# [TASK DIRECTIONS]
Lift out all lines below that contain "time".

# [Items listed in a dataset]
========

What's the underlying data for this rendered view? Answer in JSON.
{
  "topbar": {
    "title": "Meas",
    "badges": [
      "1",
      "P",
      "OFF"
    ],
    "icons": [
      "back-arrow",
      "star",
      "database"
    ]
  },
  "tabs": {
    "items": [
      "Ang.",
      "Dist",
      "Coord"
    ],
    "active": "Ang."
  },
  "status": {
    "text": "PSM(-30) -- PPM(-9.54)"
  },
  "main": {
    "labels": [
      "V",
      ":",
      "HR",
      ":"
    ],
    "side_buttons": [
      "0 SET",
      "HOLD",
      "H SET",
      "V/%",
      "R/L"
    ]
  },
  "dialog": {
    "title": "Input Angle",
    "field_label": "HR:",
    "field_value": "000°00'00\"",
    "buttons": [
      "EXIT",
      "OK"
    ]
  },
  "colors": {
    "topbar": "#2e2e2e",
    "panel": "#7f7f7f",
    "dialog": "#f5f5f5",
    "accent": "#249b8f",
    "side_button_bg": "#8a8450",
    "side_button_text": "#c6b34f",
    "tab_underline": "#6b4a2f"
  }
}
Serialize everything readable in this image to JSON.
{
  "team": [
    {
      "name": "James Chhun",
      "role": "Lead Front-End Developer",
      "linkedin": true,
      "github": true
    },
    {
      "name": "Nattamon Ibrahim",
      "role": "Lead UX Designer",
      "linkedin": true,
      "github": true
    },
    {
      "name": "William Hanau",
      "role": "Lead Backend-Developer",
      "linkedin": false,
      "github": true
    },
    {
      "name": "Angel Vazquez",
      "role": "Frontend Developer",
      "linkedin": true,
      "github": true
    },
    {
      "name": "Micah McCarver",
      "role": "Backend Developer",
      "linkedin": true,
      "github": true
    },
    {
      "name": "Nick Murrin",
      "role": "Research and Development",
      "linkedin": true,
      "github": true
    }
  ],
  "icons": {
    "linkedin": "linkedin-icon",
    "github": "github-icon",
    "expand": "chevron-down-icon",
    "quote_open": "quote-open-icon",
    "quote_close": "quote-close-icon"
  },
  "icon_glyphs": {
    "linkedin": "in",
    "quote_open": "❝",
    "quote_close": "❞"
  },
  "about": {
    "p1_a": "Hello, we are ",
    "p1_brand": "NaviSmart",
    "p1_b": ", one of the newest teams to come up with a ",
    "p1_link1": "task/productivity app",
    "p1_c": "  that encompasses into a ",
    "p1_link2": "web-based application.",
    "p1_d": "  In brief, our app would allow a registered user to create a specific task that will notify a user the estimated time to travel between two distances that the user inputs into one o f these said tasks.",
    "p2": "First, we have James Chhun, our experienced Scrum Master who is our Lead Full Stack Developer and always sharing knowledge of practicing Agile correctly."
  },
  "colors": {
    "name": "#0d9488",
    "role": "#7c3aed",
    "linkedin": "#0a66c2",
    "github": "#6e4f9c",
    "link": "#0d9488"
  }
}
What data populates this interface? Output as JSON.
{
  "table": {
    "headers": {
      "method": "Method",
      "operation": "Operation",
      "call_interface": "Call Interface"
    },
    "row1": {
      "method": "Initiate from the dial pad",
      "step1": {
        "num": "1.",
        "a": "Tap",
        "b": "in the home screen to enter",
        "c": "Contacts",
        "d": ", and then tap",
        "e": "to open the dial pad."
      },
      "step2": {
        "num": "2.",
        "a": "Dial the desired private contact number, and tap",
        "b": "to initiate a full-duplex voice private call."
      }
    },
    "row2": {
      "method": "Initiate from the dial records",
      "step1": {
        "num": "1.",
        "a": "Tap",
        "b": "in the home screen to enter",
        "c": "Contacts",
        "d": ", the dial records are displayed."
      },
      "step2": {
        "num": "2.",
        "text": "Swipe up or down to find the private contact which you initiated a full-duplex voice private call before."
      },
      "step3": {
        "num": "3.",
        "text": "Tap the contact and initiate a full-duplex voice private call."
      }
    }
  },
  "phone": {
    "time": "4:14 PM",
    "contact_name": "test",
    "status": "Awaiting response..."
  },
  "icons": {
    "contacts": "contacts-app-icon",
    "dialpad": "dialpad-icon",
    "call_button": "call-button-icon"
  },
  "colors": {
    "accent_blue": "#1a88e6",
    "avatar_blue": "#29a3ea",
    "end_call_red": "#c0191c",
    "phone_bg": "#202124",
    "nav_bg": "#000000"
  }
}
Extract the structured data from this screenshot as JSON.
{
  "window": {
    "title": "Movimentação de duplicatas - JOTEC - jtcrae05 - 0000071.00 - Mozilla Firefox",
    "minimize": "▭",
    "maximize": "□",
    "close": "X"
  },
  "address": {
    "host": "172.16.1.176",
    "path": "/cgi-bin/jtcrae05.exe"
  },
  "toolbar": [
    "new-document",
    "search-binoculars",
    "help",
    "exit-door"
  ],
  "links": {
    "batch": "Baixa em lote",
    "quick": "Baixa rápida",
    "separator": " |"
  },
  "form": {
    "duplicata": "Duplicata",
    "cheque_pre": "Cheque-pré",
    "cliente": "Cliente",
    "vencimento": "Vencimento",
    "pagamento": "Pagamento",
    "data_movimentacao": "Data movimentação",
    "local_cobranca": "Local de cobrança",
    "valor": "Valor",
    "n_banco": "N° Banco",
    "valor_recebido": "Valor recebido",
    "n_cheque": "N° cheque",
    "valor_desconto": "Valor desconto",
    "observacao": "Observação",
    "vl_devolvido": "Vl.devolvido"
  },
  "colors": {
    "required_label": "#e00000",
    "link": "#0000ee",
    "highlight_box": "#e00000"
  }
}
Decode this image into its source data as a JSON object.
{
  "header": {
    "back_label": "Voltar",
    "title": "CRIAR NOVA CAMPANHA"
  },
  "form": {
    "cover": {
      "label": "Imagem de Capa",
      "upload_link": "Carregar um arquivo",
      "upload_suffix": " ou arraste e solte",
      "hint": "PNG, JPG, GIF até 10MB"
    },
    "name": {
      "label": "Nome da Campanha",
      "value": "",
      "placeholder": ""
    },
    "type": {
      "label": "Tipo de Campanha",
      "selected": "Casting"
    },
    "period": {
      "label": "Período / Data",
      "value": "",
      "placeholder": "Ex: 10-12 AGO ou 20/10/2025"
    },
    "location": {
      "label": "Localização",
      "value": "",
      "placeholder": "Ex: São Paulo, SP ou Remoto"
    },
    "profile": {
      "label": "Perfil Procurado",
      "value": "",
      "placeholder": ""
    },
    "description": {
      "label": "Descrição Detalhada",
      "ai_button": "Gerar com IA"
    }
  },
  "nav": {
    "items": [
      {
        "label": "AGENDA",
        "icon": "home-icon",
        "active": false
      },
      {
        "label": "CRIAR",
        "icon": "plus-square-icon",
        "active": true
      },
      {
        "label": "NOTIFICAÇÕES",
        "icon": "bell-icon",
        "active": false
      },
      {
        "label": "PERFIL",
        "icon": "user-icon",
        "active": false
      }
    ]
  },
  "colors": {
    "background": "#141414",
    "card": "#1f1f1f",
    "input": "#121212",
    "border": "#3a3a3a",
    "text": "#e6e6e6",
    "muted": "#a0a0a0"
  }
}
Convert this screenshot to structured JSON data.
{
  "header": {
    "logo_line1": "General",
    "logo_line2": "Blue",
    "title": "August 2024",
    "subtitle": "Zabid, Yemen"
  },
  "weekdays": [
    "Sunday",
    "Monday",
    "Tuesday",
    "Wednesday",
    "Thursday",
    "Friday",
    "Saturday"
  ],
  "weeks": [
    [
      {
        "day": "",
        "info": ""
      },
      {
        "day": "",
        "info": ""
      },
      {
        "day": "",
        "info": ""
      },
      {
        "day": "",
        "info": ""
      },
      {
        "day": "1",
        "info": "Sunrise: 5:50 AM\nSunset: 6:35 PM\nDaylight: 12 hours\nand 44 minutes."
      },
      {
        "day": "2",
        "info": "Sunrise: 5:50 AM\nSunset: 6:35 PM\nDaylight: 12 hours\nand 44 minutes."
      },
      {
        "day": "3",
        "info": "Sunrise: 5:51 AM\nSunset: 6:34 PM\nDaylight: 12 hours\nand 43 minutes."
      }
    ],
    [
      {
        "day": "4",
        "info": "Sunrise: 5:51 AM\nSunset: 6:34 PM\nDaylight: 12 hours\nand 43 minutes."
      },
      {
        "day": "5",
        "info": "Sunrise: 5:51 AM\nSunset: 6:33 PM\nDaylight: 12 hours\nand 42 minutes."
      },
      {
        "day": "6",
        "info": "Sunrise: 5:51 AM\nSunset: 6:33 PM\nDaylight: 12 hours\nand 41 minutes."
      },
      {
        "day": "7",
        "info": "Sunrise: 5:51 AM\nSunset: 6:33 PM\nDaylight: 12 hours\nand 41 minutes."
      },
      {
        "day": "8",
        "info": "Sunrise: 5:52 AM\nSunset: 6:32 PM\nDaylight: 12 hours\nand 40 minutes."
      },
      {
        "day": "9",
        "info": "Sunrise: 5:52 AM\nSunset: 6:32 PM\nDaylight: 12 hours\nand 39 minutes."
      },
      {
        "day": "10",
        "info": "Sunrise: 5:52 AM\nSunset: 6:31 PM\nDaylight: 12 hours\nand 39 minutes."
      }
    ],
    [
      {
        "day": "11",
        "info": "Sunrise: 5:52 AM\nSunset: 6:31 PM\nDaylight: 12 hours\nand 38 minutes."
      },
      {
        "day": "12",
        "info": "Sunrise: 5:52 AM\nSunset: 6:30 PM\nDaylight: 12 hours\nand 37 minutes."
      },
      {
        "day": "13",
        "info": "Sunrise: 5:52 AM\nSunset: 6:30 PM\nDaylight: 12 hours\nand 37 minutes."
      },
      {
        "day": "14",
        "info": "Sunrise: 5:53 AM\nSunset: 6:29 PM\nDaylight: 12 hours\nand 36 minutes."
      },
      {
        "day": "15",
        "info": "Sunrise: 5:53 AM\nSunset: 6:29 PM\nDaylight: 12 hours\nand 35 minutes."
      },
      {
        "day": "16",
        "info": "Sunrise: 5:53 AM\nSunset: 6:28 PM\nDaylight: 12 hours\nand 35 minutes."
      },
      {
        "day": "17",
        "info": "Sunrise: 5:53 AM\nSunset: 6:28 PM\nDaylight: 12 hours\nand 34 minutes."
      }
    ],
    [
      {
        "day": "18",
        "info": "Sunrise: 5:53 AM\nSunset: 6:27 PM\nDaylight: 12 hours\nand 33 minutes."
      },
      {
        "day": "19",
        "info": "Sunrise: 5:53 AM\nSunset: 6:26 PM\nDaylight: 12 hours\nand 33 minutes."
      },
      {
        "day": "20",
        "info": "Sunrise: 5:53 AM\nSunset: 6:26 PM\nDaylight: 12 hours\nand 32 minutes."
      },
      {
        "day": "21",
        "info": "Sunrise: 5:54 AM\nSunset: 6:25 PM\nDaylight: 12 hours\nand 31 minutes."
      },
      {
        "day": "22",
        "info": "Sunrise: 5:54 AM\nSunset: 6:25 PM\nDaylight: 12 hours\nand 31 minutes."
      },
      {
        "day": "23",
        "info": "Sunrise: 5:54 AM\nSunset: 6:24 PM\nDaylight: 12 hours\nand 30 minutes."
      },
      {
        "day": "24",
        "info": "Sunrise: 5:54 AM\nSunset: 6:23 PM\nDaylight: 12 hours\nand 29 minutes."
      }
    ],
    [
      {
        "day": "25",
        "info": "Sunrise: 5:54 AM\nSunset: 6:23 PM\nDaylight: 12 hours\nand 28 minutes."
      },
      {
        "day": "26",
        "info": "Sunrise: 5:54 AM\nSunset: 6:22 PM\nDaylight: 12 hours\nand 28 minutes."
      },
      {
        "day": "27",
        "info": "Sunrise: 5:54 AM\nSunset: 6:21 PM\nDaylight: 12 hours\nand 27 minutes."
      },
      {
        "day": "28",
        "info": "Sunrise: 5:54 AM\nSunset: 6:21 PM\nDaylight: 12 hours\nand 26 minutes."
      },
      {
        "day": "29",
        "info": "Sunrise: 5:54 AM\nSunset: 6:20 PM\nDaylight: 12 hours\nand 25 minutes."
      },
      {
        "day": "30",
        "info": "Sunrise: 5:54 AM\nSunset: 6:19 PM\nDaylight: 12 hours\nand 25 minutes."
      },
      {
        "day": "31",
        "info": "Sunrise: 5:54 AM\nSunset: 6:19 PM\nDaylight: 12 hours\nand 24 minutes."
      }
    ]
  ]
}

========

# [PROBLEM SOLUTION]
    "p1_d": "  In brief, our app would allow a registered user to create a specific task that will notify a user the estimated time to travel between two distances that the user inputs into one o f these said tasks.",
    "time": "4:14 PM",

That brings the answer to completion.